--- INSTRUCTIONS TO FOLLOW ---
Are you able to retype all the records below exactly?

══════════════════════════════

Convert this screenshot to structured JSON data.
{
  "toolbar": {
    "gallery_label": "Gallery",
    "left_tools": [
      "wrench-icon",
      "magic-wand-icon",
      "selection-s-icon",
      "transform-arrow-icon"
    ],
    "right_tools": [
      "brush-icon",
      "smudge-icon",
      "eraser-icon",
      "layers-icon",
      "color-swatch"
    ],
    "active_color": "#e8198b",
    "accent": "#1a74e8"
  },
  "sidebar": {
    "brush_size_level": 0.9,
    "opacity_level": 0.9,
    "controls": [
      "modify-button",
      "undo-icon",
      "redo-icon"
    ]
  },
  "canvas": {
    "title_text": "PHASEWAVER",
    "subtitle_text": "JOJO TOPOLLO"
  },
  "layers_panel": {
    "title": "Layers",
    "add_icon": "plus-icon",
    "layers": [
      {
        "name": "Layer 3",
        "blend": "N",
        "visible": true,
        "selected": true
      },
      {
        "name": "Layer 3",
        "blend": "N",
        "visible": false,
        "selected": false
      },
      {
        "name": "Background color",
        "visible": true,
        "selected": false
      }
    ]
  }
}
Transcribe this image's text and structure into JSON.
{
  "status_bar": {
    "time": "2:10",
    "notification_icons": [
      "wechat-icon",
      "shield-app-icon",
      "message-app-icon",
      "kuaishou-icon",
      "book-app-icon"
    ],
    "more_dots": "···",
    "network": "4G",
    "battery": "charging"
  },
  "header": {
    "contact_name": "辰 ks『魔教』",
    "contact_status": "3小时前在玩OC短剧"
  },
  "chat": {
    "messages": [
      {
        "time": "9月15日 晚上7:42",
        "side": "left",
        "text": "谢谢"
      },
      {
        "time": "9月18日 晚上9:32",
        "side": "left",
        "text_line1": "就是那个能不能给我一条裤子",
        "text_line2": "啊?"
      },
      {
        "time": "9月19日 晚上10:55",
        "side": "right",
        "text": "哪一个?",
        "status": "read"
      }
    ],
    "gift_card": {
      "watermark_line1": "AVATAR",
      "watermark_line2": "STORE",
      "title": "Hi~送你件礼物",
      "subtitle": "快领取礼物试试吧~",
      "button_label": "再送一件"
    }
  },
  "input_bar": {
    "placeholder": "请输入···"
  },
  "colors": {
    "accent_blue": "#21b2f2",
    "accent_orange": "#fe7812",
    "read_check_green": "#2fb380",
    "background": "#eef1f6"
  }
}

══════════════════════════════

--- PROBLEM SOLUTION ---
Convert this screenshot to structured JSON data.
{
  "toolbar": {
    "gallery_label": "Gallery",
    "left_tools": [
      "wrench-icon",
      "magic-wand-icon",
      "selection-s-icon",
      "transform-arrow-icon"
    ],
    "right_tools": [
      "brush-icon",
      "smudge-icon",
      "eraser-icon",
      "layers-icon",
      "color-swatch"
    ],
    "active_color": "#e8198b",
    "accent": "#1a74e8"
  },
  "sidebar": {
    "brush_size_level": 0.9,
    "opacity_level": 0.9,
    "controls": [
      "modify-button",
      "undo-icon",
      "redo-icon"
    ]
  },
  "canvas": {
    "title_text": "PHASEWAVER",
    "subtitle_text": "JOJO TOPOLLO"
  },
  "layers_panel": {
    "title": "Layers",
    "add_icon": "plus-icon",
    "layers": [
      {
        "name": "Layer 3",
        "blend": "N",
        "visible": true,
        "selected": true
      },
      {
        "name": "Layer 3",
        "blend": "N",
        "visible": false,
        "selected": false
      },
      {
        "name": "Background color",
        "visible": true,
        "selected": false
      }
    ]
  }
}
Transcribe this image's text and structure into JSON.
{
  "status_bar": {
    "time": "2:10",
    "notification_icons": [
      "wechat-icon",
      "shield-app-icon",
      "message-app-icon",
      "kuaishou-icon",
      "book-app-icon"
    ],
    "more_dots": "···",
    "network": "4G",
    "battery": "charging"
  },
  "header": {
    "contact_name": "辰 ks『魔教』",
    "contact_status": "3小时前在玩OC短剧"
  },
  "chat": {
    "messages": [
      {
        "time": "9月15日 晚上7:42",
        "side": "left",
        "text": "谢谢"
      },
      {
        "time": "9月18日 晚上9:32",
        "side": "left",
        "text_line1": "就是那个能不能给我一条裤子",
        "text_line2": "啊?"
      },
      {
        "time": "9月19日 晚上10:55",
        "side": "right",
        "text": "哪一个?",
        "status": "read"
      }
    ],
    "gift_card": {
      "watermark_line1": "AVATAR",
      "watermark_line2": "STORE",
      "title": "Hi~送你件礼物",
      "subtitle": "快领取礼物试试吧~",
      "button_label": "再送一件"
    }
  },
  "input_bar": {
    "placeholder": "请输入···"
  },
  "colors": {
    "accent_blue": "#21b2f2",
    "accent_orange": "#fe7812",
    "read_check_green": "#2fb380",
    "background": "#eef1f6"
  }
}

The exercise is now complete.